Dataset rows:
______________________________
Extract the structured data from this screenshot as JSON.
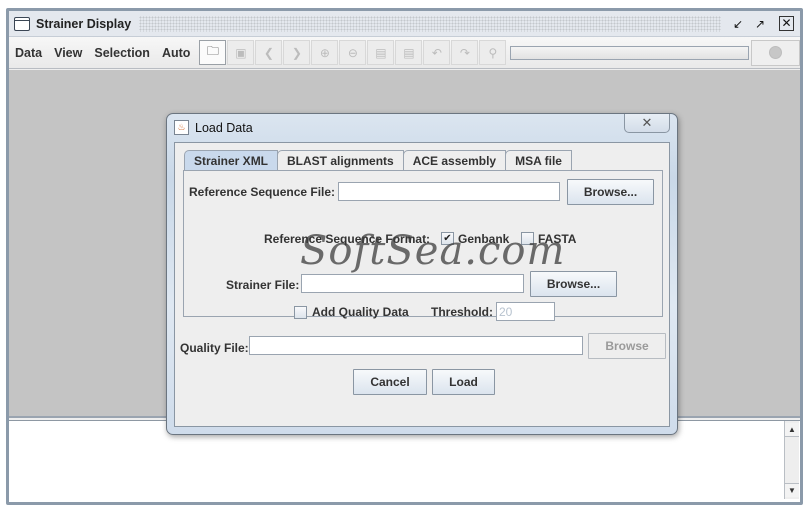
{
  "window": {
    "title": "Strainer Display",
    "controls": {
      "minimize": "↙",
      "maximize": "↗",
      "close": "✕"
    }
  },
  "menu": {
    "items": [
      "Data",
      "View",
      "Selection",
      "Auto"
    ]
  },
  "toolbar": {
    "buttons": [
      {
        "icon": "open-folder-icon",
        "glyph": "🗀",
        "enabled": true
      },
      {
        "icon": "save-icon",
        "glyph": "▣",
        "enabled": false
      },
      {
        "icon": "back-icon",
        "glyph": "❮",
        "enabled": false
      },
      {
        "icon": "forward-icon",
        "glyph": "❯",
        "enabled": false
      },
      {
        "icon": "zoom-in-icon",
        "glyph": "⊕",
        "enabled": false
      },
      {
        "icon": "zoom-out-icon",
        "glyph": "⊖",
        "enabled": false
      },
      {
        "icon": "document-settings-icon",
        "glyph": "▤",
        "enabled": false
      },
      {
        "icon": "document-add-icon",
        "glyph": "▤",
        "enabled": false
      },
      {
        "icon": "undo-icon",
        "glyph": "↶",
        "enabled": false
      },
      {
        "icon": "redo-icon",
        "glyph": "↷",
        "enabled": false
      },
      {
        "icon": "binoculars-icon",
        "glyph": "⚲",
        "enabled": false
      }
    ],
    "progress_percent": 0
  },
  "dialog": {
    "title": "Load Data",
    "close_glyph": "✕",
    "tabs": [
      "Strainer XML",
      "BLAST alignments",
      "ACE assembly",
      "MSA file"
    ],
    "active_tab": "Strainer XML",
    "reference_file": {
      "label": "Reference Sequence File:",
      "value": "",
      "browse": "Browse..."
    },
    "format": {
      "label": "Reference Sequence Format:",
      "genbank": {
        "label": "Genbank",
        "checked": true,
        "mark": "✔"
      },
      "fasta": {
        "label": "FASTA",
        "checked": false,
        "mark": ""
      }
    },
    "strainer_file": {
      "label": "Strainer File:",
      "value": "",
      "browse": "Browse..."
    },
    "quality": {
      "checkbox_label": "Add Quality Data",
      "checked": false,
      "threshold_label": "Threshold:",
      "threshold_value": "20",
      "file_label": "Quality File:",
      "file_value": "",
      "browse": "Browse"
    },
    "buttons": {
      "cancel": "Cancel",
      "load": "Load"
    }
  },
  "scrollbar": {
    "up": "▲",
    "down": "▼"
  },
  "watermark": "SoftSea.com"
}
______________________________
How many lines of the data hold the string "Sequence"? Reply with the number alone.

Solution: 2